* Directive
Word for word, set down the records and skip each picture.

* Dataset items

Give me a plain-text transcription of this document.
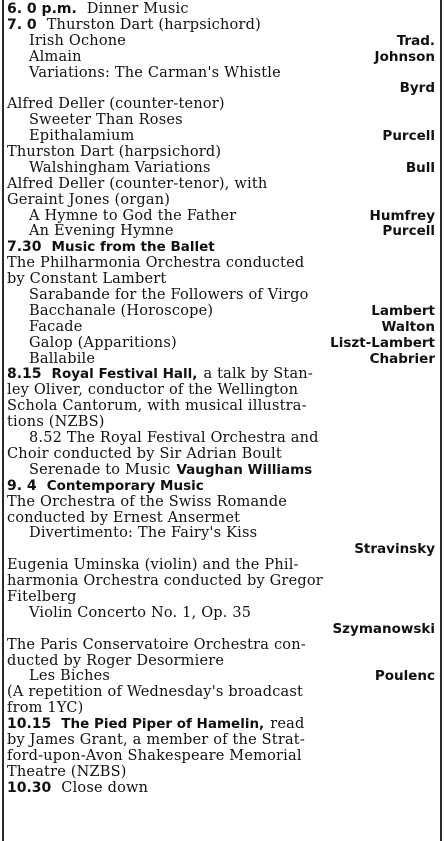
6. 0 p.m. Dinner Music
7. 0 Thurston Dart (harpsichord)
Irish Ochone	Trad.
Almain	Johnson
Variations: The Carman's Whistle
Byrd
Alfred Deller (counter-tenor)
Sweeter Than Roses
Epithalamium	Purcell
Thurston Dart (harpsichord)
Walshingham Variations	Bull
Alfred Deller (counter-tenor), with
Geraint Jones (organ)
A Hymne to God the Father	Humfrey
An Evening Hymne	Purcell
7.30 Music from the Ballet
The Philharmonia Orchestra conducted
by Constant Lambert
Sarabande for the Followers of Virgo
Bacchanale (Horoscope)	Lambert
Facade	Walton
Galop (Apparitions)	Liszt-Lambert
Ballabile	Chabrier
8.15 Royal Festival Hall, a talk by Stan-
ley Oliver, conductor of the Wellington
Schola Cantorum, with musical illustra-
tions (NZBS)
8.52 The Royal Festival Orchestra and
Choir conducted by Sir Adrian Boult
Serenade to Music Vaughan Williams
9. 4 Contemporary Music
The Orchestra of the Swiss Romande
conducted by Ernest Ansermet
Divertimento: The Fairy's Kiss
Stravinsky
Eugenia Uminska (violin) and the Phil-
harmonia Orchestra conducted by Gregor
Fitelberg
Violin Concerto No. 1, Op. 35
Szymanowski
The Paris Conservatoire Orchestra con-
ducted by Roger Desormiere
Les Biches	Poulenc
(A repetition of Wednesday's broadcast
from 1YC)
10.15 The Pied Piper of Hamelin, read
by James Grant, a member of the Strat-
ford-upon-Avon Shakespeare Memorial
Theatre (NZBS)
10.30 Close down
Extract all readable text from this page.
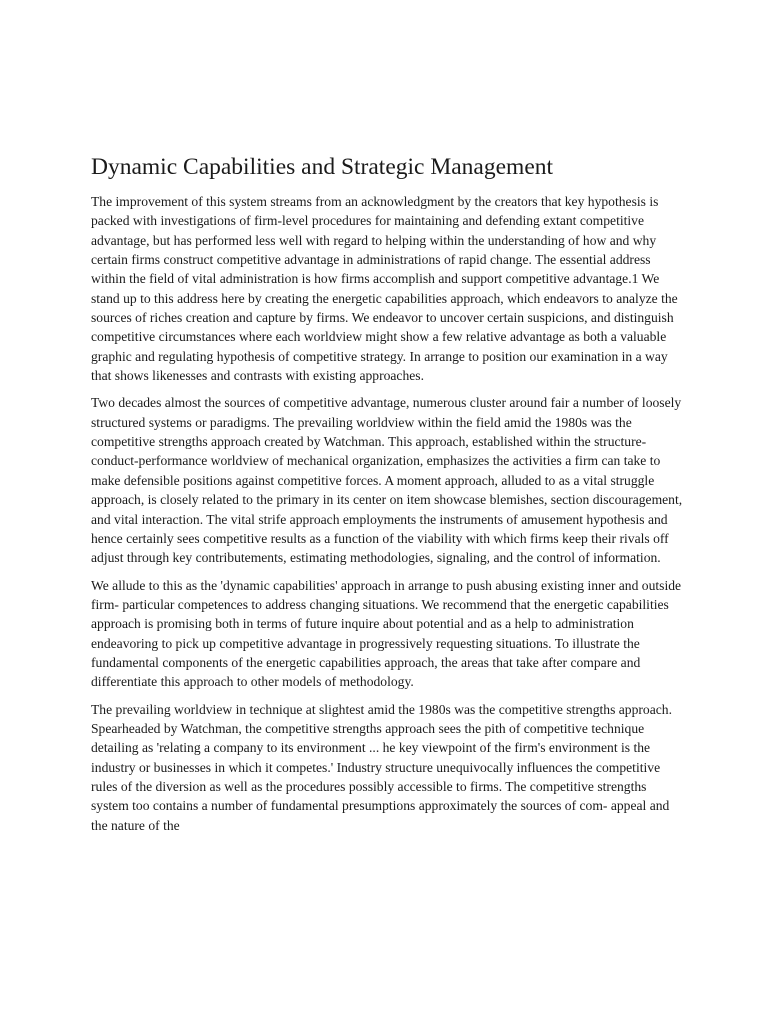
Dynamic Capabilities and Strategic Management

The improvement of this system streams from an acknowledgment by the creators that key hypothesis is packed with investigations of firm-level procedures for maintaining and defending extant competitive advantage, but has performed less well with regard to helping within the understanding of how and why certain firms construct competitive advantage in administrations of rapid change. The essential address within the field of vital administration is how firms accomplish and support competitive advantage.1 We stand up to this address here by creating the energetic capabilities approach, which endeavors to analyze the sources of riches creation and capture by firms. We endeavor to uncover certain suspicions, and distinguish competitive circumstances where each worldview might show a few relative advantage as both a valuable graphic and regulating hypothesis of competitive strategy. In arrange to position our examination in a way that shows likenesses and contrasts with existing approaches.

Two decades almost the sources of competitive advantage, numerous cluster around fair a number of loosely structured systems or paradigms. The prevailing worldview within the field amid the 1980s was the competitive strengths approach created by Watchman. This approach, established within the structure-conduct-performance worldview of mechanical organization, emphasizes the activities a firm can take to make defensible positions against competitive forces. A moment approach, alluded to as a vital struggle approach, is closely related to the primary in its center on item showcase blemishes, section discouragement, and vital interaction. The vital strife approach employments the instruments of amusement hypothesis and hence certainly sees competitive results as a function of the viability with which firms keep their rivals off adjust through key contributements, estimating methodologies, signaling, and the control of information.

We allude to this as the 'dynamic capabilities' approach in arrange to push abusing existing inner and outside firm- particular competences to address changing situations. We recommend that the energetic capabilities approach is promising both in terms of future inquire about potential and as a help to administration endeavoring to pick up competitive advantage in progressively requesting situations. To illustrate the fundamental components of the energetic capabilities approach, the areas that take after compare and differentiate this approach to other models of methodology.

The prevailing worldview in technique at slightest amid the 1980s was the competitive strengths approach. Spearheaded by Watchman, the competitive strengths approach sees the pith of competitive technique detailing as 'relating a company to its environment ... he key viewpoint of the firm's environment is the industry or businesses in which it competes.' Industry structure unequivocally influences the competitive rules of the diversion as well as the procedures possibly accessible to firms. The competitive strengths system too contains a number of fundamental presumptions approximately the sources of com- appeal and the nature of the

* Result for this exercise
Give me a plain-text transcription of this document.
6. 0 p.m. Dinner Music
7. 0 Thurston Dart (harpsichord)
Irish Ochone	Trad.
Almain	Johnson
Variations: The Carman's Whistle
Byrd
Alfred Deller (counter-tenor)
Sweeter Than Roses
Epithalamium	Purcell
Thurston Dart (harpsichord)
Walshingham Variations	Bull
Alfred Deller (counter-tenor), with
Geraint Jones (organ)
A Hymne to God the Father	Humfrey
An Evening Hymne	Purcell
7.30 Music from the Ballet
The Philharmonia Orchestra conducted
by Constant Lambert
Sarabande for the Followers of Virgo
Bacchanale (Horoscope)	Lambert
Facade	Walton
Galop (Apparitions)	Liszt-Lambert
Ballabile	Chabrier
8.15 Royal Festival Hall, a talk by Stan-
ley Oliver, conductor of the Wellington
Schola Cantorum, with musical illustra-
tions (NZBS)
8.52 The Royal Festival Orchestra and
Choir conducted by Sir Adrian Boult
Serenade to Music Vaughan Williams
9. 4 Contemporary Music
The Orchestra of the Swiss Romande
conducted by Ernest Ansermet
Divertimento: The Fairy's Kiss
Stravinsky
Eugenia Uminska (violin) and the Phil-
harmonia Orchestra conducted by Gregor
Fitelberg
Violin Concerto No. 1, Op. 35
Szymanowski
The Paris Conservatoire Orchestra con-
ducted by Roger Desormiere
Les Biches	Poulenc
(A repetition of Wednesday's broadcast
from 1YC)
10.15 The Pied Piper of Hamelin, read
by James Grant, a member of the Strat-
ford-upon-Avon Shakespeare Memorial
Theatre (NZBS)
10.30 Close down
Extract all readable text from this page.
Dynamic Capabilities and Strategic Management

The improvement of this system streams from an acknowledgment by the creators that key hypothesis is packed with investigations of firm-level procedures for maintaining and defending extant competitive advantage, but has performed less well with regard to helping within the understanding of how and why certain firms construct competitive advantage in administrations of rapid change. The essential address within the field of vital administration is how firms accomplish and support competitive advantage.1 We stand up to this address here by creating the energetic capabilities approach, which endeavors to analyze the sources of riches creation and capture by firms. We endeavor to uncover certain suspicions, and distinguish competitive circumstances where each worldview might show a few relative advantage as both a valuable graphic and regulating hypothesis of competitive strategy. In arrange to position our examination in a way that shows likenesses and contrasts with existing approaches.

Two decades almost the sources of competitive advantage, numerous cluster around fair a number of loosely structured systems or paradigms. The prevailing worldview within the field amid the 1980s was the competitive strengths approach created by Watchman. This approach, established within the structure-conduct-performance worldview of mechanical organization, emphasizes the activities a firm can take to make defensible positions against competitive forces. A moment approach, alluded to as a vital struggle approach, is closely related to the primary in its center on item showcase blemishes, section discouragement, and vital interaction. The vital strife approach employments the instruments of amusement hypothesis and hence certainly sees competitive results as a function of the viability with which firms keep their rivals off adjust through key contributements, estimating methodologies, signaling, and the control of information.

We allude to this as the 'dynamic capabilities' approach in arrange to push abusing existing inner and outside firm- particular competences to address changing situations. We recommend that the energetic capabilities approach is promising both in terms of future inquire about potential and as a help to administration endeavoring to pick up competitive advantage in progressively requesting situations. To illustrate the fundamental components of the energetic capabilities approach, the areas that take after compare and differentiate this approach to other models of methodology.

The prevailing worldview in technique at slightest amid the 1980s was the competitive strengths approach. Spearheaded by Watchman, the competitive strengths approach sees the pith of competitive technique detailing as 'relating a company to its environment ... he key viewpoint of the firm's environment is the industry or businesses in which it competes.' Industry structure unequivocally influences the competitive rules of the diversion as well as the procedures possibly accessible to firms. The competitive strengths system too contains a number of fundamental presumptions approximately the sources of com- appeal and the nature of the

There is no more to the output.